- _Prompt_:
Reproduce the exhibition text starting with "After this initial" and going on through "of the next.", changing "plywood" to "cardboard".

- _Source text_:
......

Through a material back-and-forth, Bourret and O’Connell employ their mutual interest in the manipulation of indexes to suggest further generative possibilities. Both artists use indexical procedures (e.g. photographic processes, prints, stencils, molds, etc.) to make effects of the past present. In making, recording, and displaying residues, their work provokes both memories of and projections into pasts as viewing becomes an act of reconstruction. In ‘Harry and Pete,’ an expanding series of works traces material and conceptual transformations that reflect both deliberate responses as well as chance effects.

To begin their conversation, O’Connell will capture the pattern of light entering the gallery through the window on a photosensitive canvas. The shapes of this image will become the basis for a group of monochrome ‘embossed paintings’ by Bourret that play with the exasperating experience of a painter who inadvertently exposes the otherwise invisible ‘structural support’ of the canvas – the stretcher.

After this initial exchange, which reflects aspects of their own practices, Bourret and O’Connell will use the remainder of their materials (e.g. plywood, canvas, paint, concrete, etc.) in further two- and three-dimensional works. As an example, they use the shapes removed from Bourret’s supports as molds for sculptural forms so that the negative structure of one group of work determines the positive form of the next.

As the available materials diminish, how one piece materially determines the possibilities for the next becomes increasingly acute, forcing provocations and responses. Problems are created and solutions proffered. Ultimately, even the work-table used for ‘Harry and Pete’ is cannibalized.

The title of show refers to the relationship between artists Harry Holtzman and Piet Mondrian.

......

- _Records supplied_:
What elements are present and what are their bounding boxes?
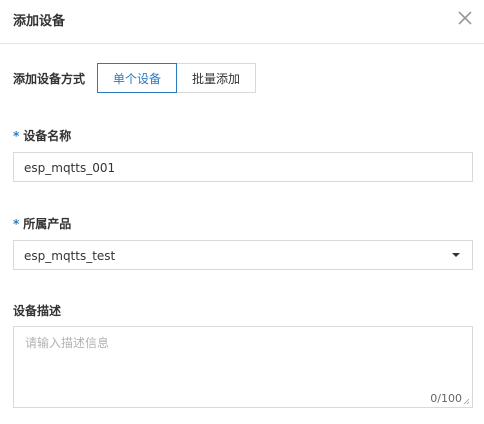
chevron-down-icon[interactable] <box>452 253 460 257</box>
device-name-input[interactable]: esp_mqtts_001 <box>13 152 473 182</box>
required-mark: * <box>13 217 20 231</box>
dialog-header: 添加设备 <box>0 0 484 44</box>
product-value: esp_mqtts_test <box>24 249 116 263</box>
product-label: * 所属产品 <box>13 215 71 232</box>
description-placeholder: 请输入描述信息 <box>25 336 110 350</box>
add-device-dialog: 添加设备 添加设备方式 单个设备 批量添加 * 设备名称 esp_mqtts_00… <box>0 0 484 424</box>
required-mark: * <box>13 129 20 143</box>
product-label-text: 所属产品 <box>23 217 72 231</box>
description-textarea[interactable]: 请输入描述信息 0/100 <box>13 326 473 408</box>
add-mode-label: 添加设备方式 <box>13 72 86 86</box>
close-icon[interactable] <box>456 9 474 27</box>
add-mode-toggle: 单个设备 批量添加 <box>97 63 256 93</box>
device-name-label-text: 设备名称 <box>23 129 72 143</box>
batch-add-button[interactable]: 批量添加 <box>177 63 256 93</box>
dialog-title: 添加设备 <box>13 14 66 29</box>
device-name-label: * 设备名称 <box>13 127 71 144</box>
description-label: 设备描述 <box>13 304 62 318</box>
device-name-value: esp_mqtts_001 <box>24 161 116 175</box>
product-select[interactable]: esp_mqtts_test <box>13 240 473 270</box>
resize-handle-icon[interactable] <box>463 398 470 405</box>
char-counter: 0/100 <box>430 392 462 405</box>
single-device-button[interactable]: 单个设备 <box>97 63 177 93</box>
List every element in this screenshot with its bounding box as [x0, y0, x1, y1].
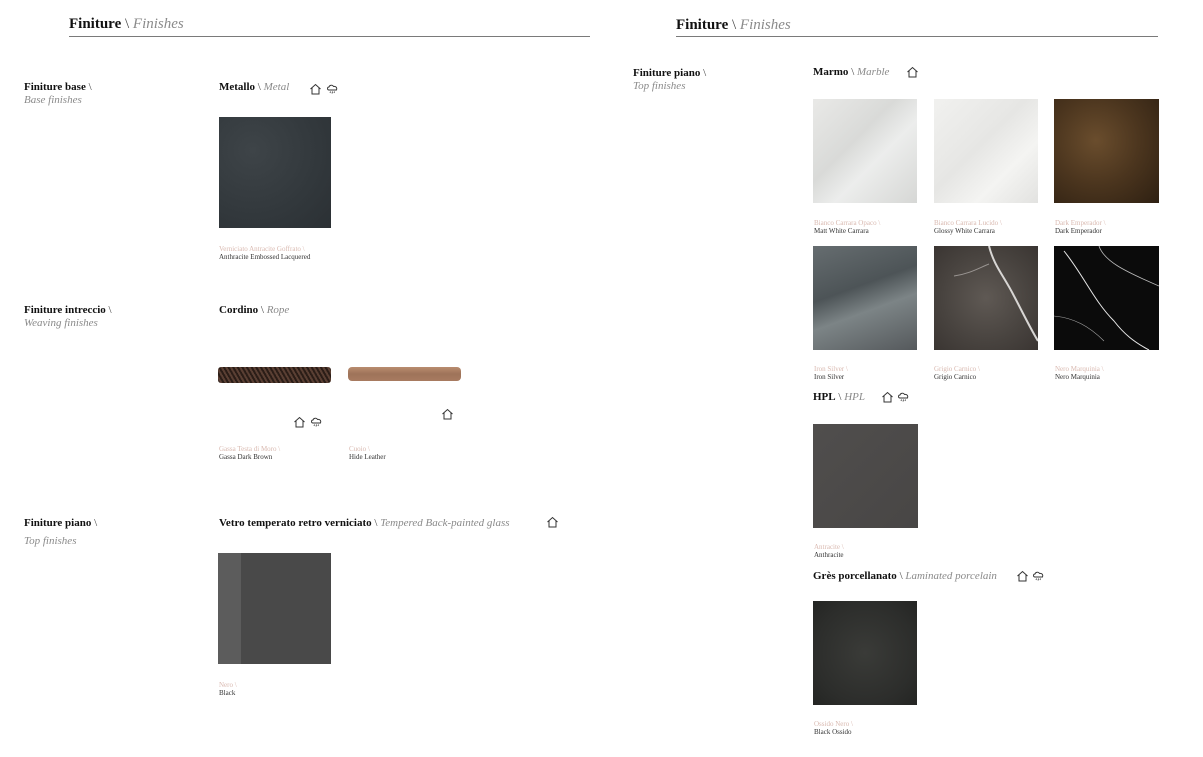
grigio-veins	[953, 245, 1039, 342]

......

- _Correct answer_:
After this initial exchange, which reflects aspects of their own practices, Bourret and O’Connell will use the remainder of their materials (e.g. cardboard, canvas, paint, concrete, etc.) in further two- and three-dimensional works. As an example, they use the shapes removed from Bourret’s supports as molds for sculptural forms so that the negative structure of one group of work determines the positive form of the next.